### Supplied entries
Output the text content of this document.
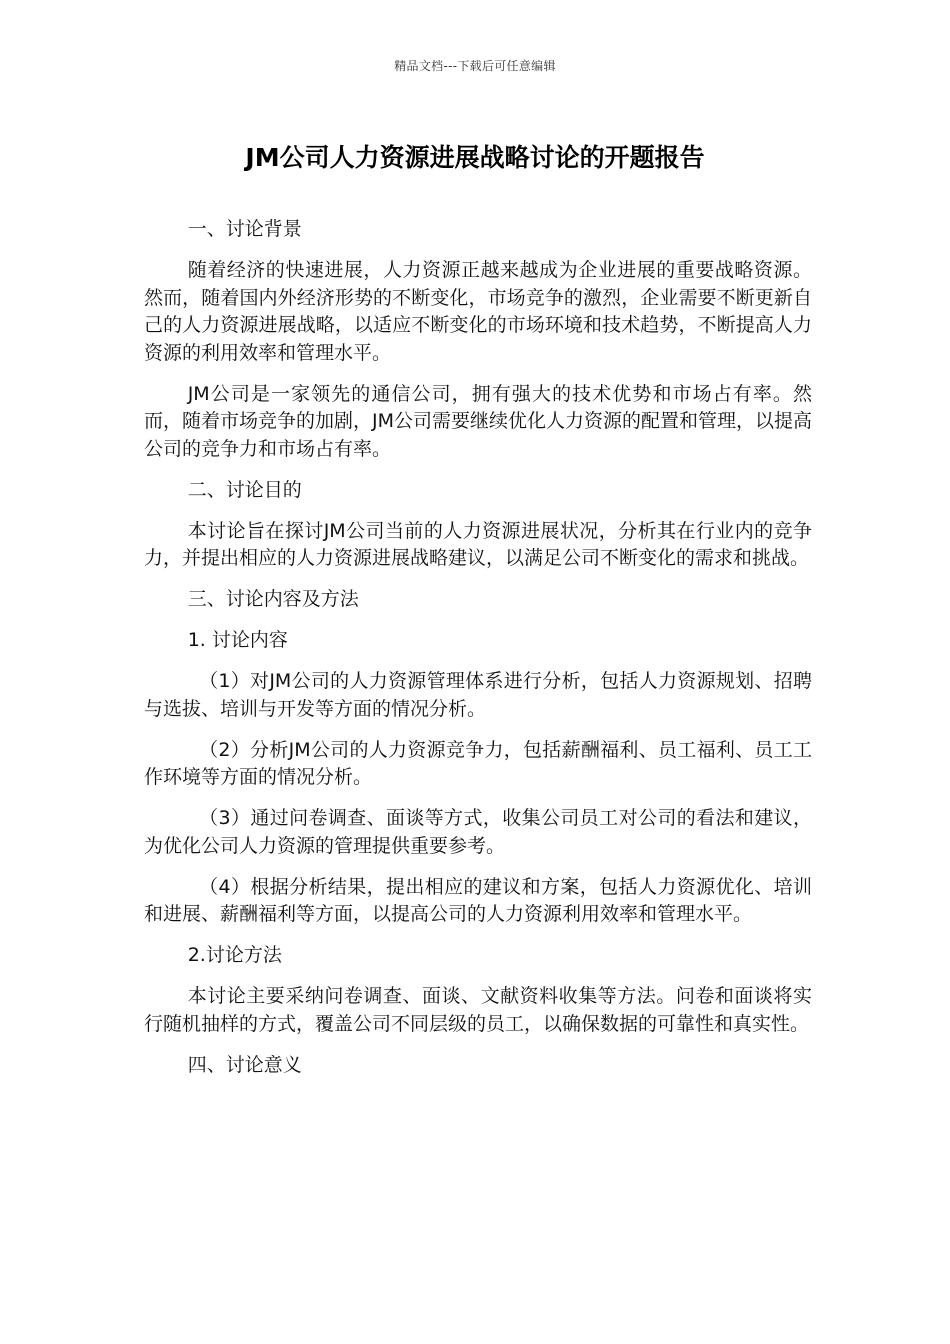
精品文档---下载后可任意编辑
JM公司人力资源进展战略讨论的开题报告

一、讨论背景

随着经济的快速进展，人力资源正越来越成为企业进展的重要战略资源。然而，随着国内外经济形势的不断变化，市场竞争的激烈，企业需要不断更新自己的人力资源进展战略，以适应不断变化的市场环境和技术趋势，不断提高人力资源的利用效率和管理水平。

JM公司是一家领先的通信公司，拥有强大的技术优势和市场占有率。然而，随着市场竞争的加剧，JM公司需要继续优化人力资源的配置和管理，以提高公司的竞争力和市场占有率。

二、讨论目的

本讨论旨在探讨JM公司当前的人力资源进展状况，分析其在行业内的竞争力，并提出相应的人力资源进展战略建议，以满足公司不断变化的需求和挑战。

三、讨论内容及方法

1. 讨论内容

（1）对JM公司的人力资源管理体系进行分析，包括人力资源规划、招聘与选拔、培训与开发等方面的情况分析。

（2）分析JM公司的人力资源竞争力，包括薪酬福利、员工福利、员工工作环境等方面的情况分析。

（3）通过问卷调查、面谈等方式，收集公司员工对公司的看法和建议，为优化公司人力资源的管理提供重要参考。

（4）根据分析结果，提出相应的建议和方案，包括人力资源优化、培训和进展、薪酬福利等方面，以提高公司的人力资源利用效率和管理水平。

2.讨论方法

本讨论主要采纳问卷调查、面谈、文献资料收集等方法。问卷和面谈将实行随机抽样的方式，覆盖公司不同层级的员工，以确保数据的可靠性和真实性。

四、讨论意义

### Challenge
Copy every entry word for word, but omit the pictures.

### Finished answer
Output the text content of this document.
精品文档---下载后可任意编辑
JM公司人力资源进展战略讨论的开题报告

一、讨论背景

随着经济的快速进展，人力资源正越来越成为企业进展的重要战略资源。然而，随着国内外经济形势的不断变化，市场竞争的激烈，企业需要不断更新自己的人力资源进展战略，以适应不断变化的市场环境和技术趋势，不断提高人力资源的利用效率和管理水平。

JM公司是一家领先的通信公司，拥有强大的技术优势和市场占有率。然而，随着市场竞争的加剧，JM公司需要继续优化人力资源的配置和管理，以提高公司的竞争力和市场占有率。

二、讨论目的

本讨论旨在探讨JM公司当前的人力资源进展状况，分析其在行业内的竞争力，并提出相应的人力资源进展战略建议，以满足公司不断变化的需求和挑战。

三、讨论内容及方法

1. 讨论内容

（1）对JM公司的人力资源管理体系进行分析，包括人力资源规划、招聘与选拔、培训与开发等方面的情况分析。

（2）分析JM公司的人力资源竞争力，包括薪酬福利、员工福利、员工工作环境等方面的情况分析。

（3）通过问卷调查、面谈等方式，收集公司员工对公司的看法和建议，为优化公司人力资源的管理提供重要参考。

（4）根据分析结果，提出相应的建议和方案，包括人力资源优化、培训和进展、薪酬福利等方面，以提高公司的人力资源利用效率和管理水平。

2.讨论方法

本讨论主要采纳问卷调查、面谈、文献资料收集等方法。问卷和面谈将实行随机抽样的方式，覆盖公司不同层级的员工，以确保数据的可靠性和真实性。

四、讨论意义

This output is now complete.